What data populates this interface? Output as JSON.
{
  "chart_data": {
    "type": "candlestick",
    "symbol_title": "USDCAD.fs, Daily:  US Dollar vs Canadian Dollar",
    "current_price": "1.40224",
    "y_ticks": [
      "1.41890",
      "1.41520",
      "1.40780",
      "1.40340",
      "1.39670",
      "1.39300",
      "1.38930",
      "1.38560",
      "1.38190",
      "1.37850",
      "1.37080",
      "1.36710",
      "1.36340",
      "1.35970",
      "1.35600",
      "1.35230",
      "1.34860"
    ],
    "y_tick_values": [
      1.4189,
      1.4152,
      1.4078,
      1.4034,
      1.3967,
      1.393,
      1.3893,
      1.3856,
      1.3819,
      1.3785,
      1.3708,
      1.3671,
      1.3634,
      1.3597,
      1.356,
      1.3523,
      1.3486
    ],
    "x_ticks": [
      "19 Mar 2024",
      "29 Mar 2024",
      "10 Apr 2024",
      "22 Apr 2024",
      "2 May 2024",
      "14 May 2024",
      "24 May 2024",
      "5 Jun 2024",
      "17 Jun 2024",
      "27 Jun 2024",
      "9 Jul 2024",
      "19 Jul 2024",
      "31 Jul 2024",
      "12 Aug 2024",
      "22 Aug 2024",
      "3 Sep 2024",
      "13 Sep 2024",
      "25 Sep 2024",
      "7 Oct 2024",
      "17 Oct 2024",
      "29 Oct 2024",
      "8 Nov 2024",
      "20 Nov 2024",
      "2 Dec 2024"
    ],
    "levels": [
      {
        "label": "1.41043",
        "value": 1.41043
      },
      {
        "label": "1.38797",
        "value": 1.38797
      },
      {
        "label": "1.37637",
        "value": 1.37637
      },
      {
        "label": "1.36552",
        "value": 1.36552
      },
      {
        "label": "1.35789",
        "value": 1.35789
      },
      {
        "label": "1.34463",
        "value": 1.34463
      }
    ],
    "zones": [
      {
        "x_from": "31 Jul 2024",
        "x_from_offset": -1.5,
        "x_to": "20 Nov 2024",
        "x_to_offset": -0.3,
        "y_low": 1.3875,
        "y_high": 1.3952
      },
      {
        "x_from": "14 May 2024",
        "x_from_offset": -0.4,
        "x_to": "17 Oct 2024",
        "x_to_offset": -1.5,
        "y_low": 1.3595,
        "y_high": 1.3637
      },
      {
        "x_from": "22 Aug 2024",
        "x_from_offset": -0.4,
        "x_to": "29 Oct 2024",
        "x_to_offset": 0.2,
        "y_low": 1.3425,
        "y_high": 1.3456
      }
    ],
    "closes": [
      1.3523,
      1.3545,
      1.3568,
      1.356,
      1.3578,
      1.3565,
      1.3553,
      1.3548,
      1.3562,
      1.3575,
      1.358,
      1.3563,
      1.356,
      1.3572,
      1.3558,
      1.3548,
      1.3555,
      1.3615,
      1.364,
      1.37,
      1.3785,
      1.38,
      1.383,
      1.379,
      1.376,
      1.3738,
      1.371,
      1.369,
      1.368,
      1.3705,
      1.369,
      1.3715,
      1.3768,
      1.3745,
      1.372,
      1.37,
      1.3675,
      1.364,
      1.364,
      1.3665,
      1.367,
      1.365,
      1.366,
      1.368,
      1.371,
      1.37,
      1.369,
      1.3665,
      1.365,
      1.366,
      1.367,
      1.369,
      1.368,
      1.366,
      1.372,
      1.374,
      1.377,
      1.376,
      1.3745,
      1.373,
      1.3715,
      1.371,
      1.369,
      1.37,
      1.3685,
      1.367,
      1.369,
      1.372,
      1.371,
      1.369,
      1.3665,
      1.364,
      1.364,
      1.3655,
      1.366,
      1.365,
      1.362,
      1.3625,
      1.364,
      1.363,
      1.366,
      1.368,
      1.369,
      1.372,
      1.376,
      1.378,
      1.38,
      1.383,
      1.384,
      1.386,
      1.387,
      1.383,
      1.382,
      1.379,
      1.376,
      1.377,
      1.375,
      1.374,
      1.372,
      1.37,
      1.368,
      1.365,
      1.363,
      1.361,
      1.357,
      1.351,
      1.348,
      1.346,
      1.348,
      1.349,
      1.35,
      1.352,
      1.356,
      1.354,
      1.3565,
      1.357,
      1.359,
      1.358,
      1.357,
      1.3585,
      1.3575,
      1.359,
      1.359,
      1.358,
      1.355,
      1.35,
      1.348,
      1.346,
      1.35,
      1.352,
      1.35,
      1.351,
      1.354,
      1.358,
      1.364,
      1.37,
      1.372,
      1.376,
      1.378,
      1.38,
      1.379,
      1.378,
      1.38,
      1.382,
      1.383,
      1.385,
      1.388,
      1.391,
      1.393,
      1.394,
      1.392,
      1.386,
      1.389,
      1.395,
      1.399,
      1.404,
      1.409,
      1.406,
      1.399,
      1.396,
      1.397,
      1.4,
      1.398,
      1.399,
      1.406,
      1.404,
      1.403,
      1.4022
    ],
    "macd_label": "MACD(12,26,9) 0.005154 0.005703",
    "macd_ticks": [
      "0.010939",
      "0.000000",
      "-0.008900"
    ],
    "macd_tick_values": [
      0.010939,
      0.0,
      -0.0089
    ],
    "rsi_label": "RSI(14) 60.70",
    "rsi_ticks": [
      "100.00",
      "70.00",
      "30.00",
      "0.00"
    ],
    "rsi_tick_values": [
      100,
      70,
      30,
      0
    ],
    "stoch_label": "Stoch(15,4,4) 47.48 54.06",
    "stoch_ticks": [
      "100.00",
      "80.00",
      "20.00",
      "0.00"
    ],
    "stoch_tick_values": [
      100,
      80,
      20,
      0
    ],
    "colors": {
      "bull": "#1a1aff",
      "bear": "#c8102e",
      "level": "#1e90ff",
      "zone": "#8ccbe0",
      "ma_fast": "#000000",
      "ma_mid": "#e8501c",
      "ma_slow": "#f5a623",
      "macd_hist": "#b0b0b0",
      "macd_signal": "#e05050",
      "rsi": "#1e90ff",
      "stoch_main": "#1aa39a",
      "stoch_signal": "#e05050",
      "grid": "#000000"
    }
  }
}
━━━━━━
● **Work to do**
Reproduce the material above, every line of it, exactly.

● **Solution to the problem**
What data populates this interface? Output as JSON.
{
  "chart_data": {
    "type": "candlestick",
    "symbol_title": "USDCAD.fs, Daily:  US Dollar vs Canadian Dollar",
    "current_price": "1.40224",
    "y_ticks": [
      "1.41890",
      "1.41520",
      "1.40780",
      "1.40340",
      "1.39670",
      "1.39300",
      "1.38930",
      "1.38560",
      "1.38190",
      "1.37850",
      "1.37080",
      "1.36710",
      "1.36340",
      "1.35970",
      "1.35600",
      "1.35230",
      "1.34860"
    ],
    "y_tick_values": [
      1.4189,
      1.4152,
      1.4078,
      1.4034,
      1.3967,
      1.393,
      1.3893,
      1.3856,
      1.3819,
      1.3785,
      1.3708,
      1.3671,
      1.3634,
      1.3597,
      1.356,
      1.3523,
      1.3486
    ],
    "x_ticks": [
      "19 Mar 2024",
      "29 Mar 2024",
      "10 Apr 2024",
      "22 Apr 2024",
      "2 May 2024",
      "14 May 2024",
      "24 May 2024",
      "5 Jun 2024",
      "17 Jun 2024",
      "27 Jun 2024",
      "9 Jul 2024",
      "19 Jul 2024",
      "31 Jul 2024",
      "12 Aug 2024",
      "22 Aug 2024",
      "3 Sep 2024",
      "13 Sep 2024",
      "25 Sep 2024",
      "7 Oct 2024",
      "17 Oct 2024",
      "29 Oct 2024",
      "8 Nov 2024",
      "20 Nov 2024",
      "2 Dec 2024"
    ],
    "levels": [
      {
        "label": "1.41043",
        "value": 1.41043
      },
      {
        "label": "1.38797",
        "value": 1.38797
      },
      {
        "label": "1.37637",
        "value": 1.37637
      },
      {
        "label": "1.36552",
        "value": 1.36552
      },
      {
        "label": "1.35789",
        "value": 1.35789
      },
      {
        "label": "1.34463",
        "value": 1.34463
      }
    ],
    "zones": [
      {
        "x_from": "31 Jul 2024",
        "x_from_offset": -1.5,
        "x_to": "20 Nov 2024",
        "x_to_offset": -0.3,
        "y_low": 1.3875,
        "y_high": 1.3952
      },
      {
        "x_from": "14 May 2024",
        "x_from_offset": -0.4,
        "x_to": "17 Oct 2024",
        "x_to_offset": -1.5,
        "y_low": 1.3595,
        "y_high": 1.3637
      },
      {
        "x_from": "22 Aug 2024",
        "x_from_offset": -0.4,
        "x_to": "29 Oct 2024",
        "x_to_offset": 0.2,
        "y_low": 1.3425,
        "y_high": 1.3456
      }
    ],
    "closes": [
      1.3523,
      1.3545,
      1.3568,
      1.356,
      1.3578,
      1.3565,
      1.3553,
      1.3548,
      1.3562,
      1.3575,
      1.358,
      1.3563,
      1.356,
      1.3572,
      1.3558,
      1.3548,
      1.3555,
      1.3615,
      1.364,
      1.37,
      1.3785,
      1.38,
      1.383,
      1.379,
      1.376,
      1.3738,
      1.371,
      1.369,
      1.368,
      1.3705,
      1.369,
      1.3715,
      1.3768,
      1.3745,
      1.372,
      1.37,
      1.3675,
      1.364,
      1.364,
      1.3665,
      1.367,
      1.365,
      1.366,
      1.368,
      1.371,
      1.37,
      1.369,
      1.3665,
      1.365,
      1.366,
      1.367,
      1.369,
      1.368,
      1.366,
      1.372,
      1.374,
      1.377,
      1.376,
      1.3745,
      1.373,
      1.3715,
      1.371,
      1.369,
      1.37,
      1.3685,
      1.367,
      1.369,
      1.372,
      1.371,
      1.369,
      1.3665,
      1.364,
      1.364,
      1.3655,
      1.366,
      1.365,
      1.362,
      1.3625,
      1.364,
      1.363,
      1.366,
      1.368,
      1.369,
      1.372,
      1.376,
      1.378,
      1.38,
      1.383,
      1.384,
      1.386,
      1.387,
      1.383,
      1.382,
      1.379,
      1.376,
      1.377,
      1.375,
      1.374,
      1.372,
      1.37,
      1.368,
      1.365,
      1.363,
      1.361,
      1.357,
      1.351,
      1.348,
      1.346,
      1.348,
      1.349,
      1.35,
      1.352,
      1.356,
      1.354,
      1.3565,
      1.357,
      1.359,
      1.358,
      1.357,
      1.3585,
      1.3575,
      1.359,
      1.359,
      1.358,
      1.355,
      1.35,
      1.348,
      1.346,
      1.35,
      1.352,
      1.35,
      1.351,
      1.354,
      1.358,
      1.364,
      1.37,
      1.372,
      1.376,
      1.378,
      1.38,
      1.379,
      1.378,
      1.38,
      1.382,
      1.383,
      1.385,
      1.388,
      1.391,
      1.393,
      1.394,
      1.392,
      1.386,
      1.389,
      1.395,
      1.399,
      1.404,
      1.409,
      1.406,
      1.399,
      1.396,
      1.397,
      1.4,
      1.398,
      1.399,
      1.406,
      1.404,
      1.403,
      1.4022
    ],
    "macd_label": "MACD(12,26,9) 0.005154 0.005703",
    "macd_ticks": [
      "0.010939",
      "0.000000",
      "-0.008900"
    ],
    "macd_tick_values": [
      0.010939,
      0.0,
      -0.0089
    ],
    "rsi_label": "RSI(14) 60.70",
    "rsi_ticks": [
      "100.00",
      "70.00",
      "30.00",
      "0.00"
    ],
    "rsi_tick_values": [
      100,
      70,
      30,
      0
    ],
    "stoch_label": "Stoch(15,4,4) 47.48 54.06",
    "stoch_ticks": [
      "100.00",
      "80.00",
      "20.00",
      "0.00"
    ],
    "stoch_tick_values": [
      100,
      80,
      20,
      0
    ],
    "colors": {
      "bull": "#1a1aff",
      "bear": "#c8102e",
      "level": "#1e90ff",
      "zone": "#8ccbe0",
      "ma_fast": "#000000",
      "ma_mid": "#e8501c",
      "ma_slow": "#f5a623",
      "macd_hist": "#b0b0b0",
      "macd_signal": "#e05050",
      "rsi": "#1e90ff",
      "stoch_main": "#1aa39a",
      "stoch_signal": "#e05050",
      "grid": "#000000"
    }
  }
}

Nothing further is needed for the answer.